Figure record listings
Begin

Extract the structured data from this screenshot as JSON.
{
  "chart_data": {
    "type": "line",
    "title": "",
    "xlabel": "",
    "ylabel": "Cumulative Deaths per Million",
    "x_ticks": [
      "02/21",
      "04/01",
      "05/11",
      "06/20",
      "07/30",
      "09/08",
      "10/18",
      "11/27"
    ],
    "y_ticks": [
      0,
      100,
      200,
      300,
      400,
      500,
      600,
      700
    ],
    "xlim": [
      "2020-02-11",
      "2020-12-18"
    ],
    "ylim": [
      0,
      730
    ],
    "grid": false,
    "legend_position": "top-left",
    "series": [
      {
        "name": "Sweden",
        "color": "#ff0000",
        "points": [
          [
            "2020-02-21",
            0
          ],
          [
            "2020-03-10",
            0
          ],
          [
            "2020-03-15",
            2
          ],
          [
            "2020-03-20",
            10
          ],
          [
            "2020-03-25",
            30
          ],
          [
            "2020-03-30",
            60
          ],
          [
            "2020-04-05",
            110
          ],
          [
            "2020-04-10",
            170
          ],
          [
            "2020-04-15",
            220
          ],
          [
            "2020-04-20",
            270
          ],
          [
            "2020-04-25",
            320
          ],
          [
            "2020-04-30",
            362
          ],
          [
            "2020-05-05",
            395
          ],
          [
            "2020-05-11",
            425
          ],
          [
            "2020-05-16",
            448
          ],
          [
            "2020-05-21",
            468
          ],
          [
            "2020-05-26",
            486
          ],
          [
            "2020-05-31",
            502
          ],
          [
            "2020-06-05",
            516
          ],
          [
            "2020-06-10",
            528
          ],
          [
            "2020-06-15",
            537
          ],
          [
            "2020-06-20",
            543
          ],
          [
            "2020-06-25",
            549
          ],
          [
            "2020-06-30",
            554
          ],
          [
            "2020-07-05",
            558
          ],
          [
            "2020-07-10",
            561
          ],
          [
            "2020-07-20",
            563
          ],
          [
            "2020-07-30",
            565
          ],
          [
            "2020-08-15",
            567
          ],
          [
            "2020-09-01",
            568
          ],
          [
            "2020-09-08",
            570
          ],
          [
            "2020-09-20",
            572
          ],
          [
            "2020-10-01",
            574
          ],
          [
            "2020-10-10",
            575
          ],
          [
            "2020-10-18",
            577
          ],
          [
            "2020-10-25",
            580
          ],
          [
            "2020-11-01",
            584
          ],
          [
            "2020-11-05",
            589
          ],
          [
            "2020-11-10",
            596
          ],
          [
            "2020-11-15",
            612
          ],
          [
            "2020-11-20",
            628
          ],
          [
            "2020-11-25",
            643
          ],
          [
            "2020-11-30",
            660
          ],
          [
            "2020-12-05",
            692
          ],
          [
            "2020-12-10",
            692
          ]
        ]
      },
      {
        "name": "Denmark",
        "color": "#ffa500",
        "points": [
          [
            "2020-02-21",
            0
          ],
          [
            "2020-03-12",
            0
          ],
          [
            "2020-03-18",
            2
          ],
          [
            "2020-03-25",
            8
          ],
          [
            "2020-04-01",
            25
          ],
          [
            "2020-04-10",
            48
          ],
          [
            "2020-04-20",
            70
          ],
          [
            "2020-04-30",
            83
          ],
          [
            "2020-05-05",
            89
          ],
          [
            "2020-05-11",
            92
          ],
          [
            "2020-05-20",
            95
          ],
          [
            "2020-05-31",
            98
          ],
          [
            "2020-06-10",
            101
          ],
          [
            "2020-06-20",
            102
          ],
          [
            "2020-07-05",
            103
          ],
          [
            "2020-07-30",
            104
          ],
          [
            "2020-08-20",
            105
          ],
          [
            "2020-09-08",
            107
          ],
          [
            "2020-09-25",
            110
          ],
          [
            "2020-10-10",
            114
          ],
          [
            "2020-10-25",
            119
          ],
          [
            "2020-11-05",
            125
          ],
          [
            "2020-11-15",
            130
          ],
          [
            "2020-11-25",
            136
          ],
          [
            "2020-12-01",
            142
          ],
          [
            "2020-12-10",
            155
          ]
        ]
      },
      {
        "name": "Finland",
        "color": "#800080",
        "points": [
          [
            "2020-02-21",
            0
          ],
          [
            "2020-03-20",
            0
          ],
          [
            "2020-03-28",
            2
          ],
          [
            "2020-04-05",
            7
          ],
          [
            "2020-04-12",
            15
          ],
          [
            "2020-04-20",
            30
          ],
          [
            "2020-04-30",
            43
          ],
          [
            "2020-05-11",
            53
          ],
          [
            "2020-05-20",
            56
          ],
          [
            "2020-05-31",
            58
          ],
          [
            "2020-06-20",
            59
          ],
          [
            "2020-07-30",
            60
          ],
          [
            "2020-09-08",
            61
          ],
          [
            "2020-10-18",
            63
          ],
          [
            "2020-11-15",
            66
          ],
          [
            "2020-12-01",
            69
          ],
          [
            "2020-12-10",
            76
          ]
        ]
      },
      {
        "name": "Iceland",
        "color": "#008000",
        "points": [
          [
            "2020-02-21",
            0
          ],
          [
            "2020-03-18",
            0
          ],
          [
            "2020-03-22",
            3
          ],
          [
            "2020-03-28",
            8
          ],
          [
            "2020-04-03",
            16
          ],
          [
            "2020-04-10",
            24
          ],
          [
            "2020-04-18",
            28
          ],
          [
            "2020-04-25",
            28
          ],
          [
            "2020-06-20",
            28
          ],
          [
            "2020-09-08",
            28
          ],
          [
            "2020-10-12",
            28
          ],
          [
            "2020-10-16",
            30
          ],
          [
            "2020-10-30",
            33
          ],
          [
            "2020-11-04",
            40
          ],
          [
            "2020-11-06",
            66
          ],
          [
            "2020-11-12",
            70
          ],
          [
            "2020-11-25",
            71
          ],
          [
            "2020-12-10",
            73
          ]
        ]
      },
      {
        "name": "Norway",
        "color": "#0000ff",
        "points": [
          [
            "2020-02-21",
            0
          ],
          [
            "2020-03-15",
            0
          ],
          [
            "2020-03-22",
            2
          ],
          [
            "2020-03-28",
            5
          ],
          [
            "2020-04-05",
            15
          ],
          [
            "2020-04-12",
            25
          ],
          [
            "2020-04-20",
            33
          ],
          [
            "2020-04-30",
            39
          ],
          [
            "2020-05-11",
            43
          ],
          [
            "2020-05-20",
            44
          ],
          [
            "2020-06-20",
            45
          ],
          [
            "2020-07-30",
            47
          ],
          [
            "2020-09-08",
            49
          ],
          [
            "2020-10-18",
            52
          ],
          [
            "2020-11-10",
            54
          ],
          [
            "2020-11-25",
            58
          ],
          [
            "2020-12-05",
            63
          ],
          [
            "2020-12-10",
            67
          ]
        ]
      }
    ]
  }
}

End

Return each entry from above without altering a single character.

Extract the structured data from this screenshot as JSON.
{
  "chart_data": {
    "type": "line",
    "title": "",
    "xlabel": "",
    "ylabel": "Cumulative Deaths per Million",
    "x_ticks": [
      "02/21",
      "04/01",
      "05/11",
      "06/20",
      "07/30",
      "09/08",
      "10/18",
      "11/27"
    ],
    "y_ticks": [
      0,
      100,
      200,
      300,
      400,
      500,
      600,
      700
    ],
    "xlim": [
      "2020-02-11",
      "2020-12-18"
    ],
    "ylim": [
      0,
      730
    ],
    "grid": false,
    "legend_position": "top-left",
    "series": [
      {
        "name": "Sweden",
        "color": "#ff0000",
        "points": [
          [
            "2020-02-21",
            0
          ],
          [
            "2020-03-10",
            0
          ],
          [
            "2020-03-15",
            2
          ],
          [
            "2020-03-20",
            10
          ],
          [
            "2020-03-25",
            30
          ],
          [
            "2020-03-30",
            60
          ],
          [
            "2020-04-05",
            110
          ],
          [
            "2020-04-10",
            170
          ],
          [
            "2020-04-15",
            220
          ],
          [
            "2020-04-20",
            270
          ],
          [
            "2020-04-25",
            320
          ],
          [
            "2020-04-30",
            362
          ],
          [
            "2020-05-05",
            395
          ],
          [
            "2020-05-11",
            425
          ],
          [
            "2020-05-16",
            448
          ],
          [
            "2020-05-21",
            468
          ],
          [
            "2020-05-26",
            486
          ],
          [
            "2020-05-31",
            502
          ],
          [
            "2020-06-05",
            516
          ],
          [
            "2020-06-10",
            528
          ],
          [
            "2020-06-15",
            537
          ],
          [
            "2020-06-20",
            543
          ],
          [
            "2020-06-25",
            549
          ],
          [
            "2020-06-30",
            554
          ],
          [
            "2020-07-05",
            558
          ],
          [
            "2020-07-10",
            561
          ],
          [
            "2020-07-20",
            563
          ],
          [
            "2020-07-30",
            565
          ],
          [
            "2020-08-15",
            567
          ],
          [
            "2020-09-01",
            568
          ],
          [
            "2020-09-08",
            570
          ],
          [
            "2020-09-20",
            572
          ],
          [
            "2020-10-01",
            574
          ],
          [
            "2020-10-10",
            575
          ],
          [
            "2020-10-18",
            577
          ],
          [
            "2020-10-25",
            580
          ],
          [
            "2020-11-01",
            584
          ],
          [
            "2020-11-05",
            589
          ],
          [
            "2020-11-10",
            596
          ],
          [
            "2020-11-15",
            612
          ],
          [
            "2020-11-20",
            628
          ],
          [
            "2020-11-25",
            643
          ],
          [
            "2020-11-30",
            660
          ],
          [
            "2020-12-05",
            692
          ],
          [
            "2020-12-10",
            692
          ]
        ]
      },
      {
        "name": "Denmark",
        "color": "#ffa500",
        "points": [
          [
            "2020-02-21",
            0
          ],
          [
            "2020-03-12",
            0
          ],
          [
            "2020-03-18",
            2
          ],
          [
            "2020-03-25",
            8
          ],
          [
            "2020-04-01",
            25
          ],
          [
            "2020-04-10",
            48
          ],
          [
            "2020-04-20",
            70
          ],
          [
            "2020-04-30",
            83
          ],
          [
            "2020-05-05",
            89
          ],
          [
            "2020-05-11",
            92
          ],
          [
            "2020-05-20",
            95
          ],
          [
            "2020-05-31",
            98
          ],
          [
            "2020-06-10",
            101
          ],
          [
            "2020-06-20",
            102
          ],
          [
            "2020-07-05",
            103
          ],
          [
            "2020-07-30",
            104
          ],
          [
            "2020-08-20",
            105
          ],
          [
            "2020-09-08",
            107
          ],
          [
            "2020-09-25",
            110
          ],
          [
            "2020-10-10",
            114
          ],
          [
            "2020-10-25",
            119
          ],
          [
            "2020-11-05",
            125
          ],
          [
            "2020-11-15",
            130
          ],
          [
            "2020-11-25",
            136
          ],
          [
            "2020-12-01",
            142
          ],
          [
            "2020-12-10",
            155
          ]
        ]
      },
      {
        "name": "Finland",
        "color": "#800080",
        "points": [
          [
            "2020-02-21",
            0
          ],
          [
            "2020-03-20",
            0
          ],
          [
            "2020-03-28",
            2
          ],
          [
            "2020-04-05",
            7
          ],
          [
            "2020-04-12",
            15
          ],
          [
            "2020-04-20",
            30
          ],
          [
            "2020-04-30",
            43
          ],
          [
            "2020-05-11",
            53
          ],
          [
            "2020-05-20",
            56
          ],
          [
            "2020-05-31",
            58
          ],
          [
            "2020-06-20",
            59
          ],
          [
            "2020-07-30",
            60
          ],
          [
            "2020-09-08",
            61
          ],
          [
            "2020-10-18",
            63
          ],
          [
            "2020-11-15",
            66
          ],
          [
            "2020-12-01",
            69
          ],
          [
            "2020-12-10",
            76
          ]
        ]
      },
      {
        "name": "Iceland",
        "color": "#008000",
        "points": [
          [
            "2020-02-21",
            0
          ],
          [
            "2020-03-18",
            0
          ],
          [
            "2020-03-22",
            3
          ],
          [
            "2020-03-28",
            8
          ],
          [
            "2020-04-03",
            16
          ],
          [
            "2020-04-10",
            24
          ],
          [
            "2020-04-18",
            28
          ],
          [
            "2020-04-25",
            28
          ],
          [
            "2020-06-20",
            28
          ],
          [
            "2020-09-08",
            28
          ],
          [
            "2020-10-12",
            28
          ],
          [
            "2020-10-16",
            30
          ],
          [
            "2020-10-30",
            33
          ],
          [
            "2020-11-04",
            40
          ],
          [
            "2020-11-06",
            66
          ],
          [
            "2020-11-12",
            70
          ],
          [
            "2020-11-25",
            71
          ],
          [
            "2020-12-10",
            73
          ]
        ]
      },
      {
        "name": "Norway",
        "color": "#0000ff",
        "points": [
          [
            "2020-02-21",
            0
          ],
          [
            "2020-03-15",
            0
          ],
          [
            "2020-03-22",
            2
          ],
          [
            "2020-03-28",
            5
          ],
          [
            "2020-04-05",
            15
          ],
          [
            "2020-04-12",
            25
          ],
          [
            "2020-04-20",
            33
          ],
          [
            "2020-04-30",
            39
          ],
          [
            "2020-05-11",
            43
          ],
          [
            "2020-05-20",
            44
          ],
          [
            "2020-06-20",
            45
          ],
          [
            "2020-07-30",
            47
          ],
          [
            "2020-09-08",
            49
          ],
          [
            "2020-10-18",
            52
          ],
          [
            "2020-11-10",
            54
          ],
          [
            "2020-11-25",
            58
          ],
          [
            "2020-12-05",
            63
          ],
          [
            "2020-12-10",
            67
          ]
        ]
      }
    ]
  }
}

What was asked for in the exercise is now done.